--- Start ---

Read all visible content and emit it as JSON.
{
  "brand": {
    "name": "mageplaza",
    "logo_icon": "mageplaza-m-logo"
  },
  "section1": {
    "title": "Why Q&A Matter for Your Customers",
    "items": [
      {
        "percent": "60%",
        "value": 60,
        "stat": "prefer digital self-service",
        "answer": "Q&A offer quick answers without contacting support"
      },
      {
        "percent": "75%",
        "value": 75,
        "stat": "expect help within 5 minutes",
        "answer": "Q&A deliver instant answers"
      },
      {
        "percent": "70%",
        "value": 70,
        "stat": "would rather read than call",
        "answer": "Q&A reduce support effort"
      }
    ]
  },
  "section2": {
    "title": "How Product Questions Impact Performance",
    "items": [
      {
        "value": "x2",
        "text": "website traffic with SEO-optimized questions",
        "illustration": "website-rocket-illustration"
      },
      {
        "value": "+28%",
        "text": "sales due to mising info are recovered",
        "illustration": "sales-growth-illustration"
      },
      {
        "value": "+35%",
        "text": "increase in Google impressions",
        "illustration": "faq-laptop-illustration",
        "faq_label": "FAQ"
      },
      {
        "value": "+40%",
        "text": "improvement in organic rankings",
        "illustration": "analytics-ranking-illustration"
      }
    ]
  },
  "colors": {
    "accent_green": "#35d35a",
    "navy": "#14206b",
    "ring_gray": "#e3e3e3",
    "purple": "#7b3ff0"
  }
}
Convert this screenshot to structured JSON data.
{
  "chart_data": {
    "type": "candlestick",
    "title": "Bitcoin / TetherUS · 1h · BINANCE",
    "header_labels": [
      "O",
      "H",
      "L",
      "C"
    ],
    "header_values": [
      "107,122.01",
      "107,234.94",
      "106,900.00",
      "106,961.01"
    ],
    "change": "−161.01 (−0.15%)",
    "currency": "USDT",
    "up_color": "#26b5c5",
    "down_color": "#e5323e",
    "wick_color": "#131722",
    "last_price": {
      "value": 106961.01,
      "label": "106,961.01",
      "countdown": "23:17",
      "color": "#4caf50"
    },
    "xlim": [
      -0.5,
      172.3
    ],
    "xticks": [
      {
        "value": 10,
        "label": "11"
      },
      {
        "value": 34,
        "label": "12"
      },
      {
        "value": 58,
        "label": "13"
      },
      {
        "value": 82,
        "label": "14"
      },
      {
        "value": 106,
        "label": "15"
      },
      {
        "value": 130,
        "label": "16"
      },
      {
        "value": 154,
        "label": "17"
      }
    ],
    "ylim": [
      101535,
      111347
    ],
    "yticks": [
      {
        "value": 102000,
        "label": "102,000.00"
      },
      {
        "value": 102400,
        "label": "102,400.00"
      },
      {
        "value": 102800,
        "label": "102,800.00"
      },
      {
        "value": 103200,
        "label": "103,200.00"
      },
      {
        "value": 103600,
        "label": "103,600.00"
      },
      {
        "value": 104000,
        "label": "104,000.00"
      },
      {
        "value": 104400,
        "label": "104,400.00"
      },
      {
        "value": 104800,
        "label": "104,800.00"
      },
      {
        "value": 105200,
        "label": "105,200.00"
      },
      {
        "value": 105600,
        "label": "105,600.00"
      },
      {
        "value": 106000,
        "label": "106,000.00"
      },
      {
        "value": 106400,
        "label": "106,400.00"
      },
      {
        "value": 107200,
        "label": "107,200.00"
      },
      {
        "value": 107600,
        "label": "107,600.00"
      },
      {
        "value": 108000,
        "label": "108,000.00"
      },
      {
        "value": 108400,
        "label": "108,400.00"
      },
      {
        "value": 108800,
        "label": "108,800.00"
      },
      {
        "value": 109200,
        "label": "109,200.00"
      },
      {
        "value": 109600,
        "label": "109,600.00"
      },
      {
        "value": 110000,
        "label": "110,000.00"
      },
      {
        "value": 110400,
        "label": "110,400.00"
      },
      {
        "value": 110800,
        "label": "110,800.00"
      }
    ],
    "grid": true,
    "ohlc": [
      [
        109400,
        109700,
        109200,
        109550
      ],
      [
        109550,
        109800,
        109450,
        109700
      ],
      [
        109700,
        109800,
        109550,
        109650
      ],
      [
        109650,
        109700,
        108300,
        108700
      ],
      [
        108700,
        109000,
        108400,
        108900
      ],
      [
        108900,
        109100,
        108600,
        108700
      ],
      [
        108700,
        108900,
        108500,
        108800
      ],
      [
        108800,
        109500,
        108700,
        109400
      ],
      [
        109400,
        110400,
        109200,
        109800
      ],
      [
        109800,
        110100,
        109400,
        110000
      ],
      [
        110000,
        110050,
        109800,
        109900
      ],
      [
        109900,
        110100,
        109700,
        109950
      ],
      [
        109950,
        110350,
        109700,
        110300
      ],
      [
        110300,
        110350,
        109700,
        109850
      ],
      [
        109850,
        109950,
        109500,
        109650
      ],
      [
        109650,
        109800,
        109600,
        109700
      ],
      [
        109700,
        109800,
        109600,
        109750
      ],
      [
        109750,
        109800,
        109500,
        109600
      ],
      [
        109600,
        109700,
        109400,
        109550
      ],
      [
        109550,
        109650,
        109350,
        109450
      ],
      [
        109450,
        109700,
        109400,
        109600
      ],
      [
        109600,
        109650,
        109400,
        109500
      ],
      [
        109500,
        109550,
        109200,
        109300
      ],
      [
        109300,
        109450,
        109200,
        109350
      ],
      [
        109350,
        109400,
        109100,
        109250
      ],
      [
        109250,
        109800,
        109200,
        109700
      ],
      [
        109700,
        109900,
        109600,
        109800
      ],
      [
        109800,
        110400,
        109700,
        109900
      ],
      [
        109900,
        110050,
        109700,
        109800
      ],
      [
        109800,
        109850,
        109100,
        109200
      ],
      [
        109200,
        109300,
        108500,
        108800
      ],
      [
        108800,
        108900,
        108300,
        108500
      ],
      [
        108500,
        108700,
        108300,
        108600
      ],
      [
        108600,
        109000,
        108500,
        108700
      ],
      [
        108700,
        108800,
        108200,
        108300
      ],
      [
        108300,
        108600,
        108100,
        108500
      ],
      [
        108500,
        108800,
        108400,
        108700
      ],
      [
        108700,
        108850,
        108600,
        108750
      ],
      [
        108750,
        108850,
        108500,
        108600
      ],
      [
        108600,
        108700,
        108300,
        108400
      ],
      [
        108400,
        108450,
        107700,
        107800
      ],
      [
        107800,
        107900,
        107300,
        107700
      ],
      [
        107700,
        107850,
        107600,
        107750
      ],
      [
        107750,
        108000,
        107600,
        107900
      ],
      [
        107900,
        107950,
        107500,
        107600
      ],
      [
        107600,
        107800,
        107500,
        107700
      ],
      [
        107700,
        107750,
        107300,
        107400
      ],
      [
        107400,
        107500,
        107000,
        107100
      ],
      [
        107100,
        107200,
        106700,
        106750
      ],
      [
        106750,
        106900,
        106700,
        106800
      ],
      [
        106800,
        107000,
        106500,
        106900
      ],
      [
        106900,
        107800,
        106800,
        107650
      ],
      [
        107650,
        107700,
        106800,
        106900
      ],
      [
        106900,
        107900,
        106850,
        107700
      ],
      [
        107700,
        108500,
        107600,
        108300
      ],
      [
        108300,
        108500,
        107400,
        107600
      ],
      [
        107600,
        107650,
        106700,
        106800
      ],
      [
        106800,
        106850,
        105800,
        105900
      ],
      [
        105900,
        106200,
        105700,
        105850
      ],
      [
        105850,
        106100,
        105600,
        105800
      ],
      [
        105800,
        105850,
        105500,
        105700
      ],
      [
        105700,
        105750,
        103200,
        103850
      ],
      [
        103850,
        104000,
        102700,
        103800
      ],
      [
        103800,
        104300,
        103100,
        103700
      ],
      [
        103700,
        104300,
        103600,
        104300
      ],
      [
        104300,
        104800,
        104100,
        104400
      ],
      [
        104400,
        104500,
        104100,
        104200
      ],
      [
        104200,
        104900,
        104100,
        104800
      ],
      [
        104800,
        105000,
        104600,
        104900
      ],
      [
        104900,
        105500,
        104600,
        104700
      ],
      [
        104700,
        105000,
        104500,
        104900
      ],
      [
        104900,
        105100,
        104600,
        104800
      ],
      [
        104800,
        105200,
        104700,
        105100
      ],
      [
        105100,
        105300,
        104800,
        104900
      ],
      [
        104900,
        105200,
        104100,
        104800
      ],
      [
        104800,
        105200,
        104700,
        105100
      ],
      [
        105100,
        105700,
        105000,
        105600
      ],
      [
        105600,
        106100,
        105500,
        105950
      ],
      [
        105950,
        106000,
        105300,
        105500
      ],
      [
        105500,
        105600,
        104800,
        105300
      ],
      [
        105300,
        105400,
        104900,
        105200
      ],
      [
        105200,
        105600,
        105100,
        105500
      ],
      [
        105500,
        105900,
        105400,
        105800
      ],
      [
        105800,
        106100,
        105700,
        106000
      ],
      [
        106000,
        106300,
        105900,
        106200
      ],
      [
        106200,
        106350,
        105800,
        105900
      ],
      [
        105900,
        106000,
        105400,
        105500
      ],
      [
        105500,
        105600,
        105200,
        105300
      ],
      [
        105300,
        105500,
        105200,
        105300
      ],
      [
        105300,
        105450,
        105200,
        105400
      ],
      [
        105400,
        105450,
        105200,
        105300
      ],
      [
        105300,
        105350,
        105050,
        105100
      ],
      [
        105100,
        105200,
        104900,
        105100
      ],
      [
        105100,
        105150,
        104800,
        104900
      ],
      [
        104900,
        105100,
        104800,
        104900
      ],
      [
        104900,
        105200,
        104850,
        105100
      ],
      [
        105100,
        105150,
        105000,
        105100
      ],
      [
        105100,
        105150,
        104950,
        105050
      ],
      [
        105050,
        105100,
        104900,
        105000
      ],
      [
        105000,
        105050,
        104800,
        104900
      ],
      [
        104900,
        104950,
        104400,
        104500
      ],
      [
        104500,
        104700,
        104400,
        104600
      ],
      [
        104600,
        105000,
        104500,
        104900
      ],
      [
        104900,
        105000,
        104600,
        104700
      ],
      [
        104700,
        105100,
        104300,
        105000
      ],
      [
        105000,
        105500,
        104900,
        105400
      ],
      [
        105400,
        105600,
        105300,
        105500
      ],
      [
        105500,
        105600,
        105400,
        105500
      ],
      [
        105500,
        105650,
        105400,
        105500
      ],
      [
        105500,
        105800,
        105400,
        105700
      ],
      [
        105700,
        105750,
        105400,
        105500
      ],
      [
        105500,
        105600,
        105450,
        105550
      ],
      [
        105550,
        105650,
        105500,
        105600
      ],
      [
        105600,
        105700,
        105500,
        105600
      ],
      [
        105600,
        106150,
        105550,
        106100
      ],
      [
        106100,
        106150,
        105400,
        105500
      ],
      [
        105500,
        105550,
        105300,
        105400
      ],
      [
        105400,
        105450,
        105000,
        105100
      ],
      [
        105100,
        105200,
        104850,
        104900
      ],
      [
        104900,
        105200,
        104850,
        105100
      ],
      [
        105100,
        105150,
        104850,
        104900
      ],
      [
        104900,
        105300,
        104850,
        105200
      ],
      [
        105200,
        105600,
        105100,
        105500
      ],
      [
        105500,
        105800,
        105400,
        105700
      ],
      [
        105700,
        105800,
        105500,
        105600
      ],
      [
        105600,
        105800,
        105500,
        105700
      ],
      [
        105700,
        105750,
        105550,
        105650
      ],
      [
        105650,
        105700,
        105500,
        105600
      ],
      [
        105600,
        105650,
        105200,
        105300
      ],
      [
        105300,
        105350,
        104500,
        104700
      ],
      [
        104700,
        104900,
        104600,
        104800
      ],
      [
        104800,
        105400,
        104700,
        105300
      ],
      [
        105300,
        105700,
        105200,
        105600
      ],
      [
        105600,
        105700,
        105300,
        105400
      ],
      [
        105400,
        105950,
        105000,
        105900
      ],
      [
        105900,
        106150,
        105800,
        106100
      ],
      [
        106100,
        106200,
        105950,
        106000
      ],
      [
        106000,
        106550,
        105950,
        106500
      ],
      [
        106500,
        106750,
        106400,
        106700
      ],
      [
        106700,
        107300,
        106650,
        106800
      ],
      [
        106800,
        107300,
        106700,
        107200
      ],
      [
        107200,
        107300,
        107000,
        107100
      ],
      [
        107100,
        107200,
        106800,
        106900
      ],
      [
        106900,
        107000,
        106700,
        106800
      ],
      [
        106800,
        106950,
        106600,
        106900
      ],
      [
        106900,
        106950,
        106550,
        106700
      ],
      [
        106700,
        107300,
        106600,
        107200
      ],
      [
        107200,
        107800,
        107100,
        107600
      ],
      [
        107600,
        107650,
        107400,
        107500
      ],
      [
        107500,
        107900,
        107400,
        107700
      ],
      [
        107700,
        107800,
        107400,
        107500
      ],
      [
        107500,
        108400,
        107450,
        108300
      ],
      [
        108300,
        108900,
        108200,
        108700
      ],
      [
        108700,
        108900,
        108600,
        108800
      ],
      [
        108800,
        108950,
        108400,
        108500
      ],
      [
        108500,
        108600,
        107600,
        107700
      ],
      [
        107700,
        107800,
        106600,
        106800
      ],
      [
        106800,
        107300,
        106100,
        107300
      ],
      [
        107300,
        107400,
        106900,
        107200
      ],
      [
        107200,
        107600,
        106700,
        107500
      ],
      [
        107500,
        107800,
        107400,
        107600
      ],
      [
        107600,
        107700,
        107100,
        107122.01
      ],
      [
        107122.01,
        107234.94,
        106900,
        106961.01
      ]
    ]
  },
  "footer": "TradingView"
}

--- End ---

◆ **PROBLEM STATEMENT**
Locate the word "illustration" in the entries, and copy every line where it is found.

◆ **ANSWER TO THIS PROBLEM**
        "illustration": "website-rocket-illustration"
        "illustration": "sales-growth-illustration"
        "illustration": "faq-laptop-illustration",
        "illustration": "analytics-ranking-illustration"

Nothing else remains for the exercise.